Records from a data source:
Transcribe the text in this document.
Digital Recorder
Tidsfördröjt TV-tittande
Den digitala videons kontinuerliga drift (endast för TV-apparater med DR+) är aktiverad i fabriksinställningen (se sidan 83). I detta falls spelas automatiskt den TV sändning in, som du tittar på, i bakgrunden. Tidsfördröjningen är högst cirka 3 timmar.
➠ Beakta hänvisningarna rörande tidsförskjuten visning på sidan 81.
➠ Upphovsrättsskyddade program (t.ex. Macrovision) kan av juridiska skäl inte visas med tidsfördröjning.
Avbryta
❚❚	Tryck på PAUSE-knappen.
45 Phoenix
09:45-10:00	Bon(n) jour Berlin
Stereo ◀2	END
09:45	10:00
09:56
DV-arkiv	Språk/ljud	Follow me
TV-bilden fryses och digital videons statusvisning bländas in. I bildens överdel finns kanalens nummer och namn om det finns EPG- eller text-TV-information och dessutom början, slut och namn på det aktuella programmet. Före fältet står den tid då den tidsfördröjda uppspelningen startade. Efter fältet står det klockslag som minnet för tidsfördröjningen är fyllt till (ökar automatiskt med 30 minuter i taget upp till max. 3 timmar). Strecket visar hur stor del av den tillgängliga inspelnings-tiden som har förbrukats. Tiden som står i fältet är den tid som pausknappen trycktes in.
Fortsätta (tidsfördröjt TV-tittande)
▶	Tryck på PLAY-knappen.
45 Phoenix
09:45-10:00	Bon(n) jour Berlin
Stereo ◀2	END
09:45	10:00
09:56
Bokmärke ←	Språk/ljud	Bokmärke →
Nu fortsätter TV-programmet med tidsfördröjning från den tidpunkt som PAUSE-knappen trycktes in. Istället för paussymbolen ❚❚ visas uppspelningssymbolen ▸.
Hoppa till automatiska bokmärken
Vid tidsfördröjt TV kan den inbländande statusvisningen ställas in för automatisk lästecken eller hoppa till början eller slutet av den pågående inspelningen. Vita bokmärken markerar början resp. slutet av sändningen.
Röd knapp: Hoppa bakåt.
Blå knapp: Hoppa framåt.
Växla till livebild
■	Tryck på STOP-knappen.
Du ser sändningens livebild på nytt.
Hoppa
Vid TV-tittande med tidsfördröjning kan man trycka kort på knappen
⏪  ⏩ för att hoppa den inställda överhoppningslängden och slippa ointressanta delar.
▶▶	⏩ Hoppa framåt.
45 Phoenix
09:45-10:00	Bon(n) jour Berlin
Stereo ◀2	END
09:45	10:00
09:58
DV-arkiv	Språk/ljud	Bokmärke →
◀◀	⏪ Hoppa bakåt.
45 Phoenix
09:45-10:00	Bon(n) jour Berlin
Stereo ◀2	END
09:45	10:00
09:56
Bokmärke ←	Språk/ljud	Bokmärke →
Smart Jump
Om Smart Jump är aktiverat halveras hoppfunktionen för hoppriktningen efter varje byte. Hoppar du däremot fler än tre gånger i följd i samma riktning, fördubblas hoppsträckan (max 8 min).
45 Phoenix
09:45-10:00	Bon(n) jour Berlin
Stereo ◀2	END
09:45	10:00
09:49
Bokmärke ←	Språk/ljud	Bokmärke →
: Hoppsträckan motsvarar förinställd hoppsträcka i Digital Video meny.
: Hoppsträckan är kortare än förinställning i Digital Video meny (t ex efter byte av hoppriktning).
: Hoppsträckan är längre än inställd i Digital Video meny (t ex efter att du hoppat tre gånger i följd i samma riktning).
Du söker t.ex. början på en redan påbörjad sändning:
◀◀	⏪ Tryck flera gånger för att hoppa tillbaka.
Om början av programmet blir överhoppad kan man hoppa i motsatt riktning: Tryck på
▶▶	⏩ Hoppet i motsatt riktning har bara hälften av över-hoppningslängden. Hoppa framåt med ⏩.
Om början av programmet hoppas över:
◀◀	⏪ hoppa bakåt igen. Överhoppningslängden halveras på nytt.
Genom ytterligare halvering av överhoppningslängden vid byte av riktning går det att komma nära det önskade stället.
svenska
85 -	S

Exercise directions:
Filter the data above by the word "nytt" and copy every line that matches.

Response for this exercise:
Du ser sändningens livebild på nytt.
◀◀	⏪ hoppa bakåt igen. Överhoppningslängden halveras på nytt.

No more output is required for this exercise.